- Set exercise
Repeat all of the records verbatim.
━━━ Provided information
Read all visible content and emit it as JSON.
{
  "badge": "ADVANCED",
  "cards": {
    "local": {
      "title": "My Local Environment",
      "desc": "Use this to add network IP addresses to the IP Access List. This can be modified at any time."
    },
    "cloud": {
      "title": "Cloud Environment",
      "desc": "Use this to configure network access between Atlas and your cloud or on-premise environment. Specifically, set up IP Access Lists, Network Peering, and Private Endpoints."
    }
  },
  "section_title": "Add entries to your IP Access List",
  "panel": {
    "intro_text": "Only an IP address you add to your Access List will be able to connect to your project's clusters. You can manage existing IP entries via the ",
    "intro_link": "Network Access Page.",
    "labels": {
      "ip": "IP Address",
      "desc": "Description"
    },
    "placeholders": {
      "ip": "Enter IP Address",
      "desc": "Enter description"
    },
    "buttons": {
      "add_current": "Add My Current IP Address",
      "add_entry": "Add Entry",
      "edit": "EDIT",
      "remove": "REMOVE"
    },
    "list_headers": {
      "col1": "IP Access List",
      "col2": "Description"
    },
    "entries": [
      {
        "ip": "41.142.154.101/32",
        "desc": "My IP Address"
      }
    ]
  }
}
━━━━━━
- Reply to the exercise
Read all visible content and emit it as JSON.
{
  "badge": "ADVANCED",
  "cards": {
    "local": {
      "title": "My Local Environment",
      "desc": "Use this to add network IP addresses to the IP Access List. This can be modified at any time."
    },
    "cloud": {
      "title": "Cloud Environment",
      "desc": "Use this to configure network access between Atlas and your cloud or on-premise environment. Specifically, set up IP Access Lists, Network Peering, and Private Endpoints."
    }
  },
  "section_title": "Add entries to your IP Access List",
  "panel": {
    "intro_text": "Only an IP address you add to your Access List will be able to connect to your project's clusters. You can manage existing IP entries via the ",
    "intro_link": "Network Access Page.",
    "labels": {
      "ip": "IP Address",
      "desc": "Description"
    },
    "placeholders": {
      "ip": "Enter IP Address",
      "desc": "Enter description"
    },
    "buttons": {
      "add_current": "Add My Current IP Address",
      "add_entry": "Add Entry",
      "edit": "EDIT",
      "remove": "REMOVE"
    },
    "list_headers": {
      "col1": "IP Access List",
      "col2": "Description"
    },
    "entries": [
      {
        "ip": "41.142.154.101/32",
        "desc": "My IP Address"
      }
    ]
  }
}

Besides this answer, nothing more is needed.